_Instructions to follow_: Out of all the lines below, count those with the word "distinct". Give the number only.
------------------------------------------------------------------------
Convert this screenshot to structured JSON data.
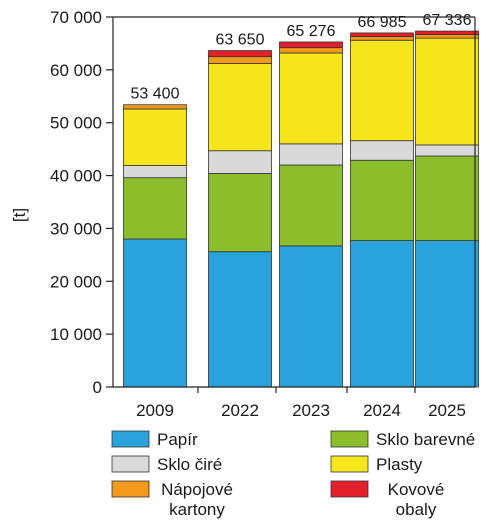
{
  "chart_data": {
    "type": "bar",
    "stacked": true,
    "categories": [
      "2009",
      "2022",
      "2023",
      "2024",
      "2025"
    ],
    "ylabel": "[t]",
    "ylim": [
      0,
      70000
    ],
    "yticks": [
      0,
      10000,
      20000,
      30000,
      40000,
      50000,
      60000,
      70000
    ],
    "ytick_labels": [
      "0",
      "10 000",
      "20 000",
      "30 000",
      "40 000",
      "50 000",
      "60 000",
      "70 000"
    ],
    "grid": false,
    "legend_position": "bottom",
    "series": [
      {
        "name": "Papír",
        "color": "#2aa3dc",
        "values": [
          28000,
          25600,
          26700,
          27700,
          27700
        ]
      },
      {
        "name": "Sklo barevné",
        "color": "#8cbd2c",
        "values": [
          11600,
          14800,
          15300,
          15200,
          16000
        ]
      },
      {
        "name": "Sklo čiré",
        "color": "#d9d9d9",
        "values": [
          2300,
          4300,
          4000,
          3700,
          2100
        ]
      },
      {
        "name": "Plasty",
        "color": "#f6e51a",
        "values": [
          10700,
          16500,
          17200,
          19000,
          20200
        ]
      },
      {
        "name": "Nápojové kartony",
        "color": "#f39a1c",
        "values": [
          800,
          1300,
          1000,
          700,
          700
        ]
      },
      {
        "name": "Kovové obaly",
        "color": "#e3202b",
        "values": [
          0,
          1150,
          1076,
          685,
          636
        ]
      }
    ],
    "totals": [
      53400,
      63650,
      65276,
      66985,
      67336
    ],
    "total_labels": [
      "53 400",
      "63 650",
      "65 276",
      "66 985",
      "67 336"
    ]
  }
}
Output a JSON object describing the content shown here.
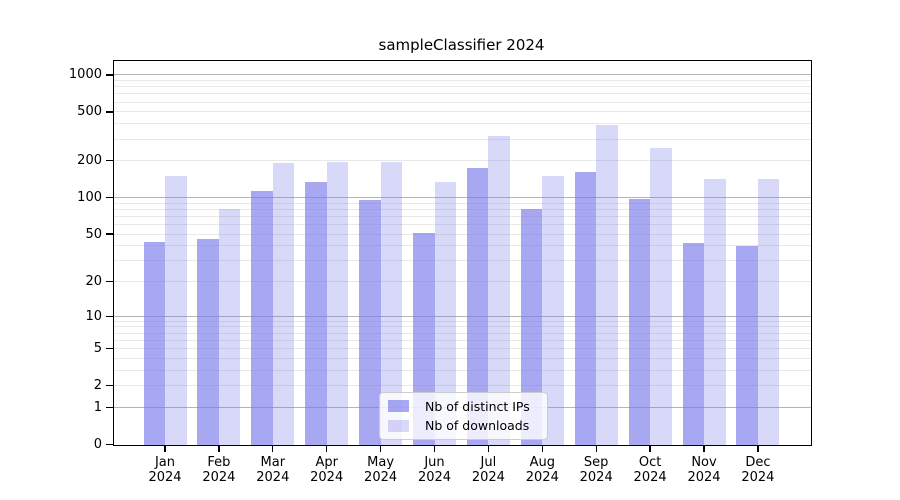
{
  "title": "sampleClassifier 2024",
  "colors": {
    "ips_bar": "rgba(120,120,235,0.65)",
    "downloads_bar": "rgba(120,120,235,0.29)",
    "major_gridline": "#b4b4b4",
    "minor_gridline": "#e8e8e8",
    "axis": "#000000",
    "legend_border": "#cccccc",
    "legend_background": "rgba(255,255,255,0.8)"
  },
  "chart_data": {
    "type": "bar",
    "title": "sampleClassifier 2024",
    "categories": [
      "Jan",
      "Feb",
      "Mar",
      "Apr",
      "May",
      "Jun",
      "Jul",
      "Aug",
      "Sep",
      "Oct",
      "Nov",
      "Dec"
    ],
    "category_year": "2024",
    "series": [
      {
        "name": "Nb of distinct IPs",
        "values": [
          43,
          46,
          113,
          135,
          95,
          51,
          175,
          81,
          162,
          98,
          42,
          40
        ]
      },
      {
        "name": "Nb of downloads",
        "values": [
          151,
          80,
          190,
          195,
          196,
          133,
          318,
          150,
          388,
          252,
          141,
          143
        ]
      }
    ],
    "yscale": "log10(value+1)",
    "ylim": [
      0,
      1320
    ],
    "y_ticks": [
      0,
      1,
      2,
      5,
      10,
      20,
      50,
      100,
      200,
      500,
      1000
    ],
    "major_gridlines": [
      1,
      10,
      100,
      1000
    ],
    "minor_gridlines": [
      2,
      3,
      4,
      5,
      6,
      7,
      8,
      9,
      20,
      30,
      40,
      50,
      60,
      70,
      80,
      90,
      200,
      300,
      400,
      500,
      600,
      700,
      800,
      900
    ],
    "xlabel": "",
    "ylabel": "",
    "grid": "on",
    "legend_position": "lower-center"
  },
  "legend": {
    "items": [
      {
        "label": "Nb of distinct IPs"
      },
      {
        "label": "Nb of downloads"
      }
    ]
  }
}
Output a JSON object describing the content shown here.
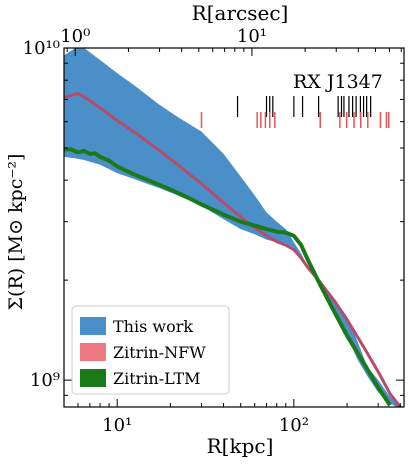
{
  "chart_data": {
    "type": "line",
    "annotation": "RX J1347",
    "xlabel": "R[kpc]",
    "ylabel": "Σ(R) [M⊙ kpc⁻²]",
    "xlabel_top": "R[arcsec]",
    "xscale": "log",
    "yscale": "log",
    "xlim": [
      5,
      420
    ],
    "ylim": [
      830000000.0,
      10000000000.0
    ],
    "x_ticks": [
      {
        "value": 10,
        "label": "10¹"
      },
      {
        "value": 100,
        "label": "10²"
      }
    ],
    "x_ticks_top": [
      {
        "arcsec": 1,
        "label": "10⁰"
      },
      {
        "arcsec": 10,
        "label": "10¹"
      }
    ],
    "y_ticks": [
      {
        "value": 1000000000.0,
        "label": "10⁹"
      },
      {
        "value": 10000000000.0,
        "label": "10¹⁰"
      }
    ],
    "kpc_per_arcsec": 5.79,
    "legend_position": "lower-left",
    "series": [
      {
        "name": "This work",
        "kind": "band",
        "color": "#4a8fc8",
        "x": [
          5,
          5.8,
          6.5,
          8,
          10,
          13,
          17,
          22,
          30,
          40,
          50,
          60,
          70,
          80,
          90,
          100,
          110,
          120,
          130,
          150,
          170,
          200,
          230,
          260,
          300,
          340,
          380,
          420
        ],
        "lower": [
          4700000000.0,
          4650000000.0,
          4600000000.0,
          4450000000.0,
          4200000000.0,
          4000000000.0,
          3800000000.0,
          3600000000.0,
          3350000000.0,
          3050000000.0,
          2850000000.0,
          2750000000.0,
          2650000000.0,
          2600000000.0,
          2580000000.0,
          2500000000.0,
          2350000000.0,
          2200000000.0,
          2050000000.0,
          1850000000.0,
          1600000000.0,
          1350000000.0,
          1150000000.0,
          1030000000.0,
          920000000.0,
          860000000.0,
          830000000.0,
          830000000.0
        ],
        "upper": [
          9500000000.0,
          10000000000.0,
          10000000000.0,
          9200000000.0,
          8400000000.0,
          7600000000.0,
          6800000000.0,
          6200000000.0,
          5600000000.0,
          4800000000.0,
          4100000000.0,
          3600000000.0,
          3200000000.0,
          3000000000.0,
          2850000000.0,
          2600000000.0,
          2400000000.0,
          2200000000.0,
          2050000000.0,
          1900000000.0,
          1750000000.0,
          1550000000.0,
          1300000000.0,
          1100000000.0,
          1000000000.0,
          910000000.0,
          850000000.0,
          830000000.0
        ]
      },
      {
        "name": "Zitrin-NFW",
        "kind": "line",
        "color": "#b84a6a",
        "x": [
          5,
          6,
          7,
          8,
          10,
          13,
          17,
          22,
          30,
          40,
          50,
          60,
          70,
          80,
          90,
          100,
          110,
          120,
          140,
          170,
          200,
          250,
          300,
          350,
          400
        ],
        "values": [
          7100000000.0,
          7300000000.0,
          6950000000.0,
          6600000000.0,
          6050000000.0,
          5500000000.0,
          4950000000.0,
          4450000000.0,
          3900000000.0,
          3420000000.0,
          3100000000.0,
          2880000000.0,
          2720000000.0,
          2610000000.0,
          2550000000.0,
          2470000000.0,
          2330000000.0,
          2180000000.0,
          1980000000.0,
          1730000000.0,
          1520000000.0,
          1250000000.0,
          1060000000.0,
          910000000.0,
          830000000.0
        ]
      },
      {
        "name": "Zitrin-LTM",
        "kind": "line",
        "color": "#1a7a1a",
        "x": [
          5,
          5.5,
          6,
          6.5,
          7,
          7.5,
          8,
          9,
          10,
          12,
          15,
          20,
          25,
          30,
          40,
          50,
          60,
          70,
          80,
          90,
          100,
          110,
          120,
          140,
          170,
          200,
          250,
          300,
          350
        ],
        "values": [
          4950000000.0,
          4950000000.0,
          4850000000.0,
          4900000000.0,
          4800000000.0,
          4820000000.0,
          4700000000.0,
          4580000000.0,
          4400000000.0,
          4200000000.0,
          4000000000.0,
          3750000000.0,
          3550000000.0,
          3380000000.0,
          3150000000.0,
          3000000000.0,
          2920000000.0,
          2850000000.0,
          2800000000.0,
          2780000000.0,
          2720000000.0,
          2550000000.0,
          2300000000.0,
          1950000000.0,
          1600000000.0,
          1360000000.0,
          1120000000.0,
          950000000.0,
          840000000.0
        ]
      }
    ],
    "markers": {
      "black_x": [
        48,
        70,
        73,
        76,
        100,
        112,
        138,
        178,
        186,
        192,
        205,
        215,
        225,
        238,
        248,
        258,
        272
      ],
      "red_x": [
        30,
        62,
        65,
        69,
        73,
        78,
        141,
        182,
        199,
        219,
        239,
        262,
        309,
        334,
        344
      ]
    }
  }
}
------------------------------------------------------------------------
_Solution to this task_: 2